▸ **TASK OBJECTIVE**
Make an exact copy of the listing below.

▸ **GIVEN ENTRIES**
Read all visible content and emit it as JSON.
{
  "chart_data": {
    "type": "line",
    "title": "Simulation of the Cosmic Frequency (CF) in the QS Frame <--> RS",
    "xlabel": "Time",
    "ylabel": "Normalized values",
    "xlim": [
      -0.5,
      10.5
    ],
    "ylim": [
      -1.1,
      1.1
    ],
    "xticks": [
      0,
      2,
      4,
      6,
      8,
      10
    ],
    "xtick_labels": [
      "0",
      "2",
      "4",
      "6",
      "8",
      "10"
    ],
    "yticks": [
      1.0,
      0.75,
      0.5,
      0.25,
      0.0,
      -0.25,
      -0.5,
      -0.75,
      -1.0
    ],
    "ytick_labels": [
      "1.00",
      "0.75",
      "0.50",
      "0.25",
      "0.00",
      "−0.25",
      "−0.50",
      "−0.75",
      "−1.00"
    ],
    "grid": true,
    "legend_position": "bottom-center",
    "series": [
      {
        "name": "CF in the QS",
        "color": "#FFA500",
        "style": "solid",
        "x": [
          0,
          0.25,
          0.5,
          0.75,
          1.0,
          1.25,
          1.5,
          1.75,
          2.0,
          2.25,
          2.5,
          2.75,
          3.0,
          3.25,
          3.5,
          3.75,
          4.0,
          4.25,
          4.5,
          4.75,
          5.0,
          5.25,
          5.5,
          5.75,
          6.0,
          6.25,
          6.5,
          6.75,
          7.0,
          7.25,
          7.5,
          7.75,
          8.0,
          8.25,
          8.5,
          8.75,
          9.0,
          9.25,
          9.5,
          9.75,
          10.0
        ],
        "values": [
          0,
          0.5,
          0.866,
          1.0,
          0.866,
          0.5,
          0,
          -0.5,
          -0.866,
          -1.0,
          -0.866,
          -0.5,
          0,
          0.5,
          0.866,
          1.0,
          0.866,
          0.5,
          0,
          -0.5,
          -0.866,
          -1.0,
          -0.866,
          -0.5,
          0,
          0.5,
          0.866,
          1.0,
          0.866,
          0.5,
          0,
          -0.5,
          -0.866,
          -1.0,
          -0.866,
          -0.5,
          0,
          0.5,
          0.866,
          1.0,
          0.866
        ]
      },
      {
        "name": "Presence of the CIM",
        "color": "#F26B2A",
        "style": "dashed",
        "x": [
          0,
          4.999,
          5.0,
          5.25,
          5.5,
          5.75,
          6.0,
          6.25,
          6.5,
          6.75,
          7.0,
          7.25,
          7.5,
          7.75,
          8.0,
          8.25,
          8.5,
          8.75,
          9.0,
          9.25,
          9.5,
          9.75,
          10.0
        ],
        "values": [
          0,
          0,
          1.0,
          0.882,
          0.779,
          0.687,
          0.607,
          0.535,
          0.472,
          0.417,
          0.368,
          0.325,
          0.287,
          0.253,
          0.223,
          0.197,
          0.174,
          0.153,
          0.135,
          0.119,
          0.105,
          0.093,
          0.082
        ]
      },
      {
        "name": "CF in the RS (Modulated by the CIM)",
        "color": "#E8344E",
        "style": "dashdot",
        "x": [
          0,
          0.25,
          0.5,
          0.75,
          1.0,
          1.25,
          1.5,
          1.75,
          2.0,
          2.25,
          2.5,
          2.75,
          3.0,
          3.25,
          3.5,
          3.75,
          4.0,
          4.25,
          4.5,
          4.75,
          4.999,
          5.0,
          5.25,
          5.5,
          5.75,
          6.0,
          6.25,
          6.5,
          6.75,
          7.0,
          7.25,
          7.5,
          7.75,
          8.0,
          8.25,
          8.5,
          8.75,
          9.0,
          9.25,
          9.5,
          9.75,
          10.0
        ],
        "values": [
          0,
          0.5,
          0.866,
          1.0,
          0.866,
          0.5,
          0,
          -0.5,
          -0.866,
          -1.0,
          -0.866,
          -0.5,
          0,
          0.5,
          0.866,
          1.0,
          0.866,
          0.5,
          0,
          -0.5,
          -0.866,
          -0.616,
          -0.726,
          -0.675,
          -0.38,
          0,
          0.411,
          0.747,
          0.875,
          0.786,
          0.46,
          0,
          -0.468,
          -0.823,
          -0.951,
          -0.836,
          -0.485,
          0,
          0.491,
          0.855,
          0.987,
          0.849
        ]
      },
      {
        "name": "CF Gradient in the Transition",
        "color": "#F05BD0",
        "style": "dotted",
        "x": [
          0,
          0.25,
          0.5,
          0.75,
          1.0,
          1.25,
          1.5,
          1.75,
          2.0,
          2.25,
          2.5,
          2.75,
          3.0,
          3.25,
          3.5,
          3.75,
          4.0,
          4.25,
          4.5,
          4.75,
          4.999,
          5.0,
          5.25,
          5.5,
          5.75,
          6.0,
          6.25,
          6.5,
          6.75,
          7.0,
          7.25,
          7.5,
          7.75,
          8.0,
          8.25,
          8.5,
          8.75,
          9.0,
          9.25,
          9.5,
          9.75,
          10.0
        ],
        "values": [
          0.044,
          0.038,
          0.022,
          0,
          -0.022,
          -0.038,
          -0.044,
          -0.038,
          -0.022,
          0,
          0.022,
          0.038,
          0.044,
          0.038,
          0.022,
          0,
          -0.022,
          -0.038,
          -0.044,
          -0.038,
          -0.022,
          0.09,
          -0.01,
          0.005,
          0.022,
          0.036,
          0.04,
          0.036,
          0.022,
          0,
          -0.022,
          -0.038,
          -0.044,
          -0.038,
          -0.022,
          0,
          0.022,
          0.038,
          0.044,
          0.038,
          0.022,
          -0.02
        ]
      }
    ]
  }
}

▸ **SOLVED PROBLEM**
Read all visible content and emit it as JSON.
{
  "chart_data": {
    "type": "line",
    "title": "Simulation of the Cosmic Frequency (CF) in the QS Frame <--> RS",
    "xlabel": "Time",
    "ylabel": "Normalized values",
    "xlim": [
      -0.5,
      10.5
    ],
    "ylim": [
      -1.1,
      1.1
    ],
    "xticks": [
      0,
      2,
      4,
      6,
      8,
      10
    ],
    "xtick_labels": [
      "0",
      "2",
      "4",
      "6",
      "8",
      "10"
    ],
    "yticks": [
      1.0,
      0.75,
      0.5,
      0.25,
      0.0,
      -0.25,
      -0.5,
      -0.75,
      -1.0
    ],
    "ytick_labels": [
      "1.00",
      "0.75",
      "0.50",
      "0.25",
      "0.00",
      "−0.25",
      "−0.50",
      "−0.75",
      "−1.00"
    ],
    "grid": true,
    "legend_position": "bottom-center",
    "series": [
      {
        "name": "CF in the QS",
        "color": "#FFA500",
        "style": "solid",
        "x": [
          0,
          0.25,
          0.5,
          0.75,
          1.0,
          1.25,
          1.5,
          1.75,
          2.0,
          2.25,
          2.5,
          2.75,
          3.0,
          3.25,
          3.5,
          3.75,
          4.0,
          4.25,
          4.5,
          4.75,
          5.0,
          5.25,
          5.5,
          5.75,
          6.0,
          6.25,
          6.5,
          6.75,
          7.0,
          7.25,
          7.5,
          7.75,
          8.0,
          8.25,
          8.5,
          8.75,
          9.0,
          9.25,
          9.5,
          9.75,
          10.0
        ],
        "values": [
          0,
          0.5,
          0.866,
          1.0,
          0.866,
          0.5,
          0,
          -0.5,
          -0.866,
          -1.0,
          -0.866,
          -0.5,
          0,
          0.5,
          0.866,
          1.0,
          0.866,
          0.5,
          0,
          -0.5,
          -0.866,
          -1.0,
          -0.866,
          -0.5,
          0,
          0.5,
          0.866,
          1.0,
          0.866,
          0.5,
          0,
          -0.5,
          -0.866,
          -1.0,
          -0.866,
          -0.5,
          0,
          0.5,
          0.866,
          1.0,
          0.866
        ]
      },
      {
        "name": "Presence of the CIM",
        "color": "#F26B2A",
        "style": "dashed",
        "x": [
          0,
          4.999,
          5.0,
          5.25,
          5.5,
          5.75,
          6.0,
          6.25,
          6.5,
          6.75,
          7.0,
          7.25,
          7.5,
          7.75,
          8.0,
          8.25,
          8.5,
          8.75,
          9.0,
          9.25,
          9.5,
          9.75,
          10.0
        ],
        "values": [
          0,
          0,
          1.0,
          0.882,
          0.779,
          0.687,
          0.607,
          0.535,
          0.472,
          0.417,
          0.368,
          0.325,
          0.287,
          0.253,
          0.223,
          0.197,
          0.174,
          0.153,
          0.135,
          0.119,
          0.105,
          0.093,
          0.082
        ]
      },
      {
        "name": "CF in the RS (Modulated by the CIM)",
        "color": "#E8344E",
        "style": "dashdot",
        "x": [
          0,
          0.25,
          0.5,
          0.75,
          1.0,
          1.25,
          1.5,
          1.75,
          2.0,
          2.25,
          2.5,
          2.75,
          3.0,
          3.25,
          3.5,
          3.75,
          4.0,
          4.25,
          4.5,
          4.75,
          4.999,
          5.0,
          5.25,
          5.5,
          5.75,
          6.0,
          6.25,
          6.5,
          6.75,
          7.0,
          7.25,
          7.5,
          7.75,
          8.0,
          8.25,
          8.5,
          8.75,
          9.0,
          9.25,
          9.5,
          9.75,
          10.0
        ],
        "values": [
          0,
          0.5,
          0.866,
          1.0,
          0.866,
          0.5,
          0,
          -0.5,
          -0.866,
          -1.0,
          -0.866,
          -0.5,
          0,
          0.5,
          0.866,
          1.0,
          0.866,
          0.5,
          0,
          -0.5,
          -0.866,
          -0.616,
          -0.726,
          -0.675,
          -0.38,
          0,
          0.411,
          0.747,
          0.875,
          0.786,
          0.46,
          0,
          -0.468,
          -0.823,
          -0.951,
          -0.836,
          -0.485,
          0,
          0.491,
          0.855,
          0.987,
          0.849
        ]
      },
      {
        "name": "CF Gradient in the Transition",
        "color": "#F05BD0",
        "style": "dotted",
        "x": [
          0,
          0.25,
          0.5,
          0.75,
          1.0,
          1.25,
          1.5,
          1.75,
          2.0,
          2.25,
          2.5,
          2.75,
          3.0,
          3.25,
          3.5,
          3.75,
          4.0,
          4.25,
          4.5,
          4.75,
          4.999,
          5.0,
          5.25,
          5.5,
          5.75,
          6.0,
          6.25,
          6.5,
          6.75,
          7.0,
          7.25,
          7.5,
          7.75,
          8.0,
          8.25,
          8.5,
          8.75,
          9.0,
          9.25,
          9.5,
          9.75,
          10.0
        ],
        "values": [
          0.044,
          0.038,
          0.022,
          0,
          -0.022,
          -0.038,
          -0.044,
          -0.038,
          -0.022,
          0,
          0.022,
          0.038,
          0.044,
          0.038,
          0.022,
          0,
          -0.022,
          -0.038,
          -0.044,
          -0.038,
          -0.022,
          0.09,
          -0.01,
          0.005,
          0.022,
          0.036,
          0.04,
          0.036,
          0.022,
          0,
          -0.022,
          -0.038,
          -0.044,
          -0.038,
          -0.022,
          0,
          0.022,
          0.038,
          0.044,
          0.038,
          0.022,
          -0.02
        ]
      }
    ]
  }
}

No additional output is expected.